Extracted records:
····················

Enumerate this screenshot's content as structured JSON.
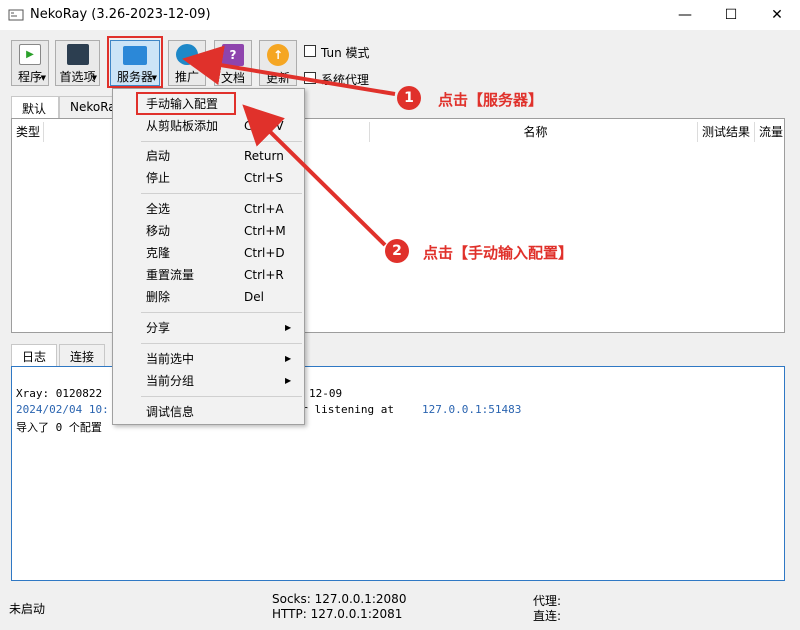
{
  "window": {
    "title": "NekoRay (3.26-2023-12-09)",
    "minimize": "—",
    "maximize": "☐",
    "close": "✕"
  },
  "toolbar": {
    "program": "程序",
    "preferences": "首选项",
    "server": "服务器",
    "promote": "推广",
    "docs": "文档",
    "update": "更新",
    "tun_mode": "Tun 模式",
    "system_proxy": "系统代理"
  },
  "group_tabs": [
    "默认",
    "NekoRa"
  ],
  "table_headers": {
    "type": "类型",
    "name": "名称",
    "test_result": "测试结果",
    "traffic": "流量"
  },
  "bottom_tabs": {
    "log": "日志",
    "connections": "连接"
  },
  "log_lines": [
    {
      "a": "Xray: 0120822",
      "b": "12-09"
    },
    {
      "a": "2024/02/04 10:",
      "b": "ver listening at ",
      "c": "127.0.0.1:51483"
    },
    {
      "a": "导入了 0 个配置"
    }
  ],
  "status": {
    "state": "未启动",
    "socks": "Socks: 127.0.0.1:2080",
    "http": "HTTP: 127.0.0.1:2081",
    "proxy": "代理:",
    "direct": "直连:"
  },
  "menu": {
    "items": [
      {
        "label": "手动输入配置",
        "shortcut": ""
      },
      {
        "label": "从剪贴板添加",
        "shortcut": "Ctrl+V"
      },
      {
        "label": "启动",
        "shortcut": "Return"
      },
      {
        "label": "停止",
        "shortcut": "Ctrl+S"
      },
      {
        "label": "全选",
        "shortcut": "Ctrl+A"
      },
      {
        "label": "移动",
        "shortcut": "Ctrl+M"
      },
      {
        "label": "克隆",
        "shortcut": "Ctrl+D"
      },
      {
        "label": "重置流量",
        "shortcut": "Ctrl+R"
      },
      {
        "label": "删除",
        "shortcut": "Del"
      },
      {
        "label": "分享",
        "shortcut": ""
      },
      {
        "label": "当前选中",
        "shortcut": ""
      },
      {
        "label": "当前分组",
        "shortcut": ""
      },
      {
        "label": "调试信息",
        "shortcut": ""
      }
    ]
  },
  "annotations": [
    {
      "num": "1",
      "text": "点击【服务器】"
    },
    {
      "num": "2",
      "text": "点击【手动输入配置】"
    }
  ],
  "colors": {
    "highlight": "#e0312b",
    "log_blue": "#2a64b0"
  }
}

····················

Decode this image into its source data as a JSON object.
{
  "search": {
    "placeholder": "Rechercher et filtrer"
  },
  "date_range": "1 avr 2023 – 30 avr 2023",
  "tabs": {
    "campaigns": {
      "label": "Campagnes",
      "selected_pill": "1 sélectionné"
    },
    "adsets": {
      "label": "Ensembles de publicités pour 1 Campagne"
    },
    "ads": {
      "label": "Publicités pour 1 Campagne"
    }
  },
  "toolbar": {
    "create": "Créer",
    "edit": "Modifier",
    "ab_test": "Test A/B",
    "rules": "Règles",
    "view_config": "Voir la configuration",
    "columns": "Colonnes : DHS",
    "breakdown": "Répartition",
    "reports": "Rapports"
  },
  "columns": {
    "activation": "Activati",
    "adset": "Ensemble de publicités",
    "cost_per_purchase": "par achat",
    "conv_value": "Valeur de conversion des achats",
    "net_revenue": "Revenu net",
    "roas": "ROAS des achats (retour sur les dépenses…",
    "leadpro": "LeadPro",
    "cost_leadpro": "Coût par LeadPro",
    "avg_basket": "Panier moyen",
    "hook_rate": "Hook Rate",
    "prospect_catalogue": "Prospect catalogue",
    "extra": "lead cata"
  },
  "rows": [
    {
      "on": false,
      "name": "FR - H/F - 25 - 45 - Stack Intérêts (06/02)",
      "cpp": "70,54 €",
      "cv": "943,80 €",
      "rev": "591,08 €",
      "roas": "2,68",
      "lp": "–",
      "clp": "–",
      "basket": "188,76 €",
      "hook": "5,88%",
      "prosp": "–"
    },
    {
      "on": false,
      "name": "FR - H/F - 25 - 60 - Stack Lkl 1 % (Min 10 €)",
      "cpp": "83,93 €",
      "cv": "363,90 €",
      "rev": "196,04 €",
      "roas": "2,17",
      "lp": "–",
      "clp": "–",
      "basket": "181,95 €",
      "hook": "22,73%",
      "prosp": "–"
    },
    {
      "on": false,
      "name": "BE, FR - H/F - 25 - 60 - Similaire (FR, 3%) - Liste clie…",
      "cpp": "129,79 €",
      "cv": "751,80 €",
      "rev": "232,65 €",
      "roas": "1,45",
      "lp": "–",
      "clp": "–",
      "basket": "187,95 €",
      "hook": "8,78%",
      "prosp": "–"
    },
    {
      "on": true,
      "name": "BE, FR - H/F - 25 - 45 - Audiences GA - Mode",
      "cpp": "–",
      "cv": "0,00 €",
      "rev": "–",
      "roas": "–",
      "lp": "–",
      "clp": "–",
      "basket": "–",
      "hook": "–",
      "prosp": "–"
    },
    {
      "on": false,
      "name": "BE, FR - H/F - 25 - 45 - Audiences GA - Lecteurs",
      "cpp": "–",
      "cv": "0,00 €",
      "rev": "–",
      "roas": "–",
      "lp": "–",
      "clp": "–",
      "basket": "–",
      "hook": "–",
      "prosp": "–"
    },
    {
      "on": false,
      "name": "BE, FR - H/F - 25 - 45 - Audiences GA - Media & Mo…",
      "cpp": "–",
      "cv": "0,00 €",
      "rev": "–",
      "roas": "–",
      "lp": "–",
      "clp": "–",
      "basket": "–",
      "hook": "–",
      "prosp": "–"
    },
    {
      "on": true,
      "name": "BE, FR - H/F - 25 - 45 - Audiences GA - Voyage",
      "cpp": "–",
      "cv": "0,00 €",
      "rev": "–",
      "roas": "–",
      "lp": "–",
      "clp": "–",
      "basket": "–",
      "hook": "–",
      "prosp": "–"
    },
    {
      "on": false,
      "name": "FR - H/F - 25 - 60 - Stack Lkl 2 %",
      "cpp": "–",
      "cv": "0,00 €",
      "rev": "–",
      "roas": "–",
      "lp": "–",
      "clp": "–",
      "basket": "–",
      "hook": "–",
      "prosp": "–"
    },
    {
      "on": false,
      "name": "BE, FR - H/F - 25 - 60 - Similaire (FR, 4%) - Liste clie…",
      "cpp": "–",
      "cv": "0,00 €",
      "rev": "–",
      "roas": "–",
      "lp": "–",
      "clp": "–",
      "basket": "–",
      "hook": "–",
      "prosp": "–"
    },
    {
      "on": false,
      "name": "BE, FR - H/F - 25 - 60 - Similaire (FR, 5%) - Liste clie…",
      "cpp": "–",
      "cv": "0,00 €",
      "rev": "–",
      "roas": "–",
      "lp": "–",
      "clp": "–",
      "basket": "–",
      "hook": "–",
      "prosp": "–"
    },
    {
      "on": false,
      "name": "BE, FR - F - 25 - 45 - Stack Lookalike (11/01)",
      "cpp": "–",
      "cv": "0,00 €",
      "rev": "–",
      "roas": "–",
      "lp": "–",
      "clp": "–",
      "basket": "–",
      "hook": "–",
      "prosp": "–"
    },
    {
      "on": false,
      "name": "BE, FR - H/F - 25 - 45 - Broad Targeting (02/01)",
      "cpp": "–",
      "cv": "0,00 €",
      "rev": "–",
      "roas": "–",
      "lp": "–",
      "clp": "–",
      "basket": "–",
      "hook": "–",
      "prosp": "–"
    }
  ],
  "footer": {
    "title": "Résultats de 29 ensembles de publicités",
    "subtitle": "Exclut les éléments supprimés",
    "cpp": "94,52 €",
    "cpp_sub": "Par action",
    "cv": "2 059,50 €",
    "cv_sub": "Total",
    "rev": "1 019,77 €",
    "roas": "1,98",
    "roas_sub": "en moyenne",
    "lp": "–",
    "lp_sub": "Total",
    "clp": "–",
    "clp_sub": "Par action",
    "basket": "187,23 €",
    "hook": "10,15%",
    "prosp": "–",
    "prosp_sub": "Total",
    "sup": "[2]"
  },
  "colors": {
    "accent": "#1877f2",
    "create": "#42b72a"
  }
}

····················

§ **GOAL**: Extract every line containing the string "Stack" from the data above.

§ **SOLUTION BELOW**:
      "name": "FR - H/F - 25 - 45 - Stack Intérêts (06/02)",
      "name": "FR - H/F - 25 - 60 - Stack Lkl 1 % (Min 10 €)",
      "name": "FR - H/F - 25 - 60 - Stack Lkl 2 %",
      "name": "BE, FR - F - 25 - 45 - Stack Lookalike (11/01)",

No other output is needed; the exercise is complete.